Aim of the task
Write the entries below out again exactly; any picture in them stays out.

Data items
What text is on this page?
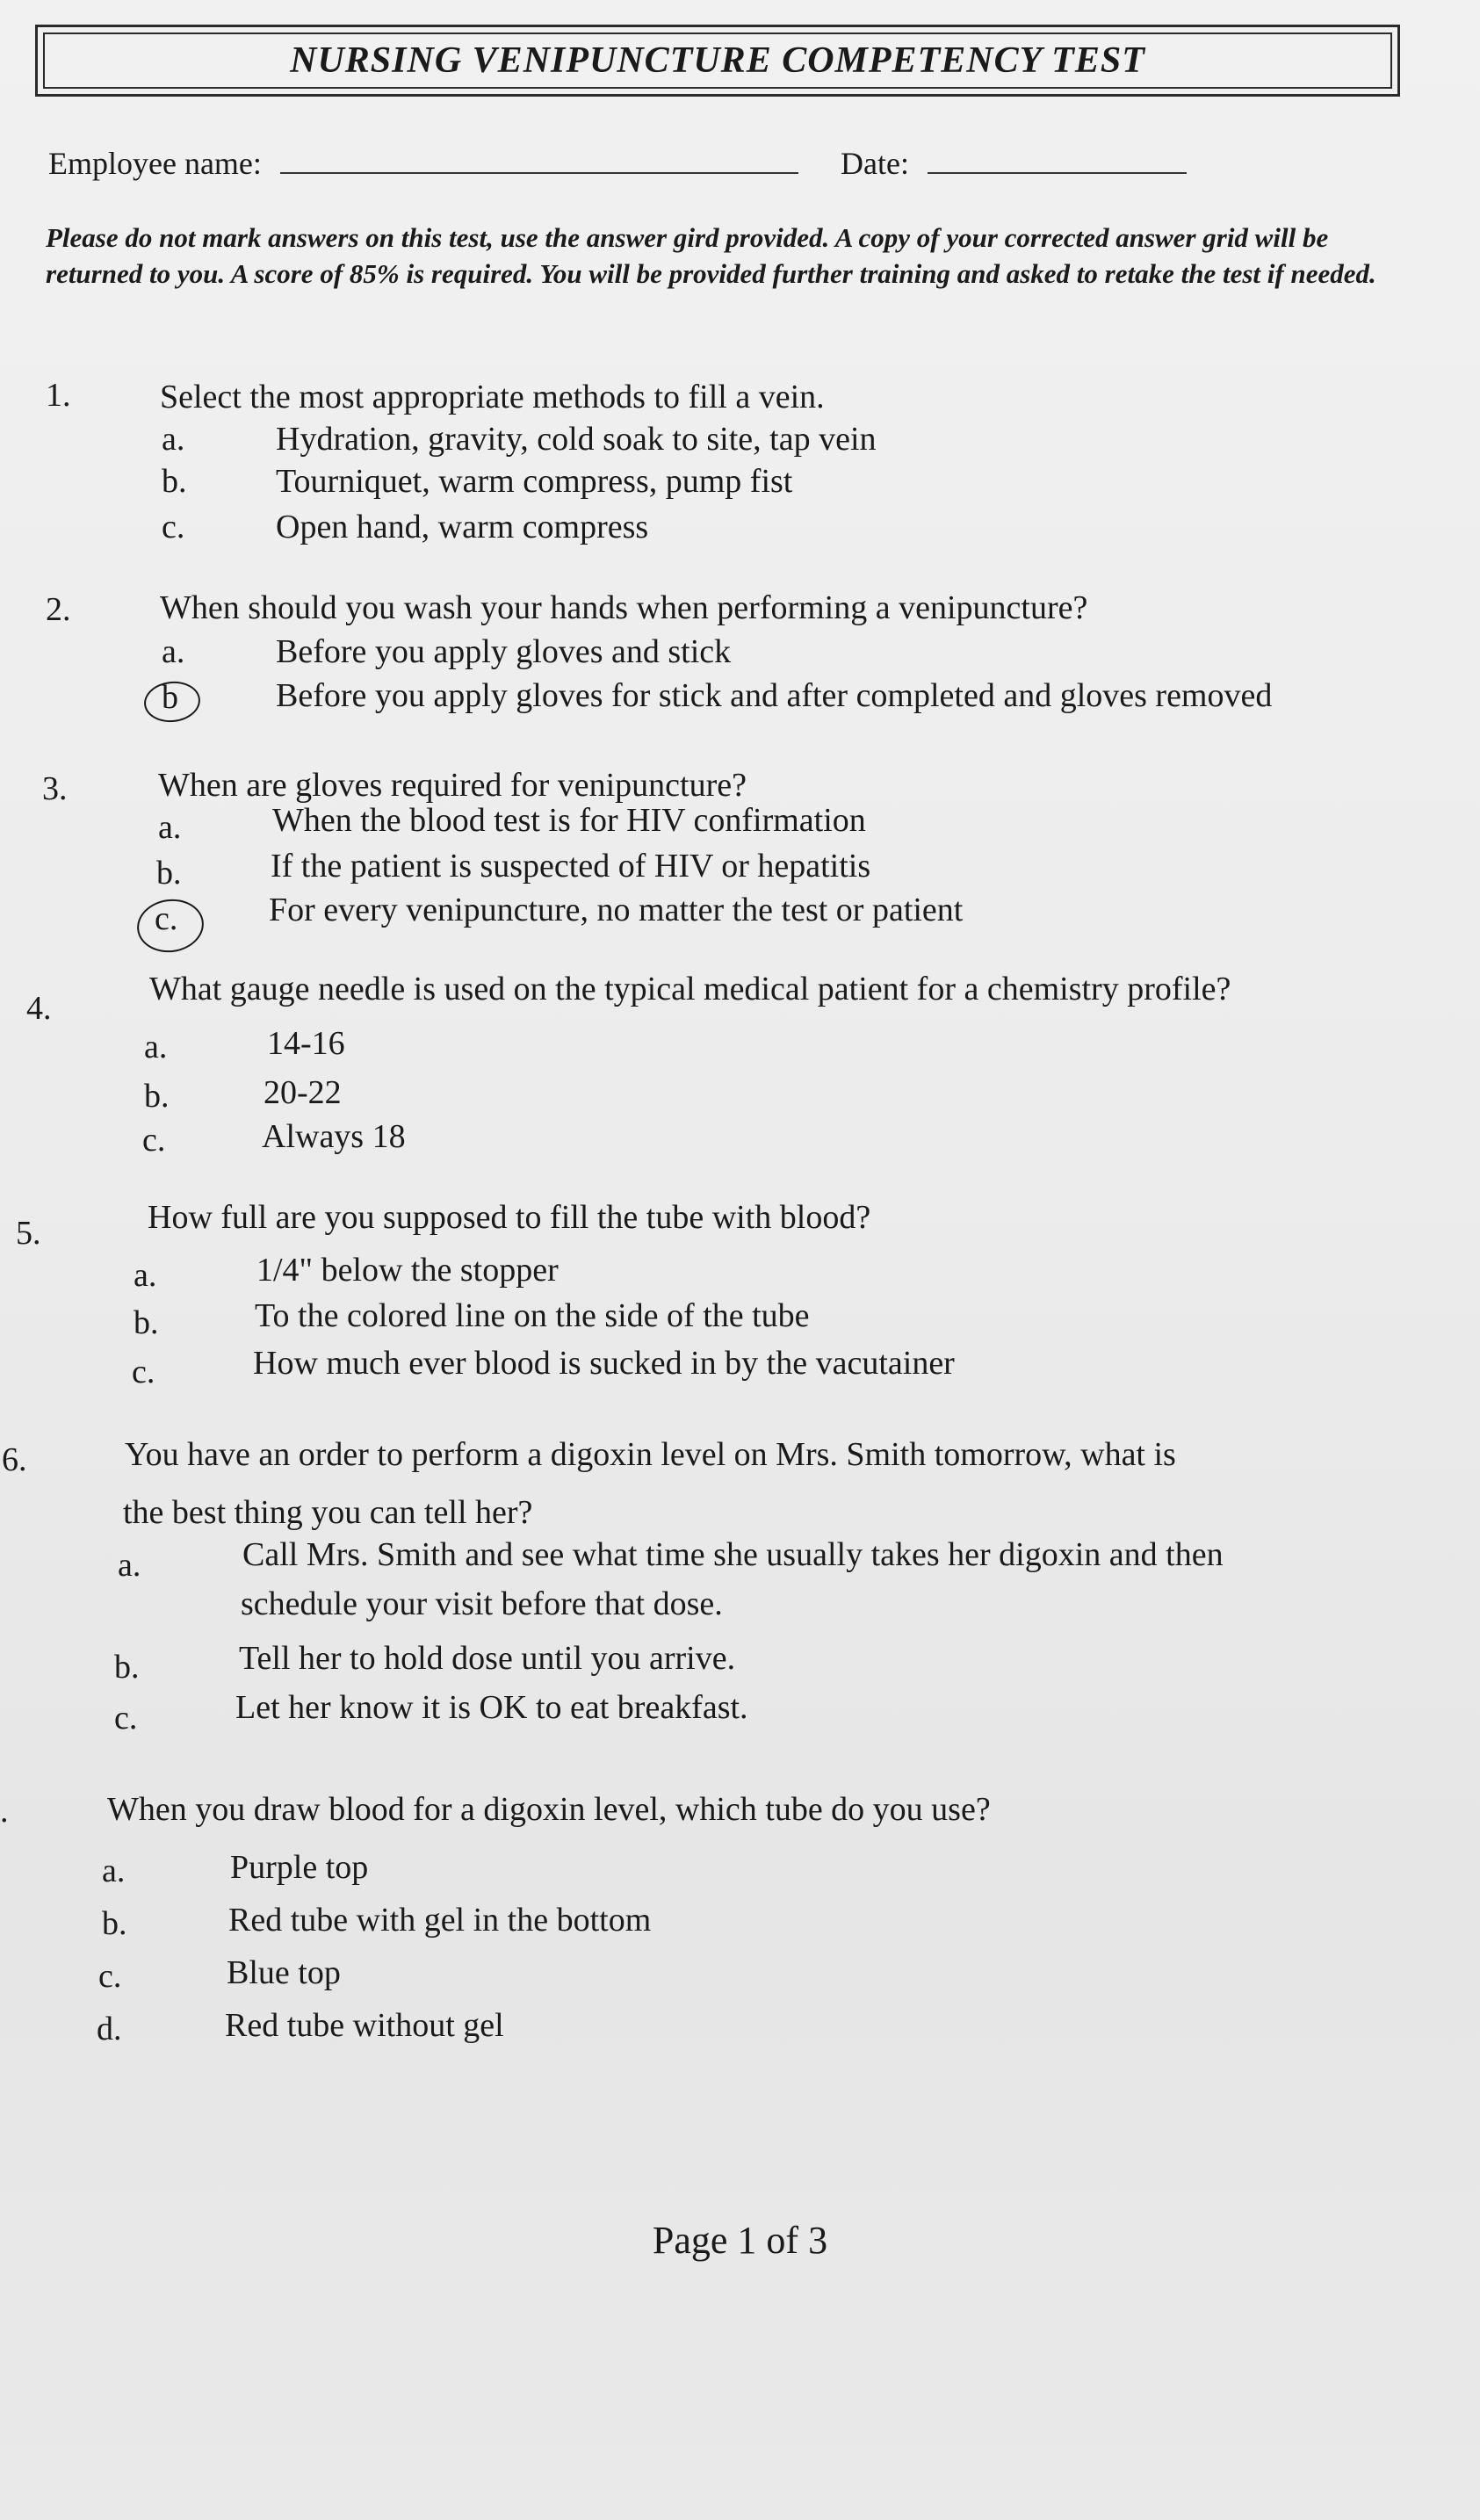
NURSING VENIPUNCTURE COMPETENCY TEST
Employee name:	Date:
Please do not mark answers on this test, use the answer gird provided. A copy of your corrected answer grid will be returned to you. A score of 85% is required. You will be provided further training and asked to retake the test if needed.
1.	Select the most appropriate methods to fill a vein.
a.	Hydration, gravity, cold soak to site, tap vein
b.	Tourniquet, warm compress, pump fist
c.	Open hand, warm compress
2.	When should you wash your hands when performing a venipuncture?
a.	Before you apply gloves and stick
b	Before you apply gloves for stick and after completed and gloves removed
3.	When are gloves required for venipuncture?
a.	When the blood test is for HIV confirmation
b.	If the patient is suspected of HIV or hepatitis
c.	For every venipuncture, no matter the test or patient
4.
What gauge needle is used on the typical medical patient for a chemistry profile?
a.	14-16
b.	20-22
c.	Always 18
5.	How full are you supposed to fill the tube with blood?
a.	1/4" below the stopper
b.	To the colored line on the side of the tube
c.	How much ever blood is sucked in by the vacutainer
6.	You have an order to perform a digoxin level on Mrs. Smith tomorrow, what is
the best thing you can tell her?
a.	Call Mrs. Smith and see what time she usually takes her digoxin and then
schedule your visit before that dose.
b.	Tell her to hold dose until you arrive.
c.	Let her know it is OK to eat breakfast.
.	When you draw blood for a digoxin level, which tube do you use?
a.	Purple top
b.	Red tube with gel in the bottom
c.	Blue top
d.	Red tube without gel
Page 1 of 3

Exercise response
What text is on this page?
NURSING VENIPUNCTURE COMPETENCY TEST
Employee name:	Date:
Please do not mark answers on this test, use the answer gird provided. A copy of your corrected answer grid will be returned to you. A score of 85% is required. You will be provided further training and asked to retake the test if needed.
1.	Select the most appropriate methods to fill a vein.
a.	Hydration, gravity, cold soak to site, tap vein
b.	Tourniquet, warm compress, pump fist
c.	Open hand, warm compress
2.	When should you wash your hands when performing a venipuncture?
a.	Before you apply gloves and stick
b	Before you apply gloves for stick and after completed and gloves removed
3.	When are gloves required for venipuncture?
a.	When the blood test is for HIV confirmation
b.	If the patient is suspected of HIV or hepatitis
c.	For every venipuncture, no matter the test or patient
4.
What gauge needle is used on the typical medical patient for a chemistry profile?
a.	14-16
b.	20-22
c.	Always 18
5.	How full are you supposed to fill the tube with blood?
a.	1/4" below the stopper
b.	To the colored line on the side of the tube
c.	How much ever blood is sucked in by the vacutainer
6.	You have an order to perform a digoxin level on Mrs. Smith tomorrow, what is
the best thing you can tell her?
a.	Call Mrs. Smith and see what time she usually takes her digoxin and then
schedule your visit before that dose.
b.	Tell her to hold dose until you arrive.
c.	Let her know it is OK to eat breakfast.
.	When you draw blood for a digoxin level, which tube do you use?
a.	Purple top
b.	Red tube with gel in the bottom
c.	Blue top
d.	Red tube without gel
Page 1 of 3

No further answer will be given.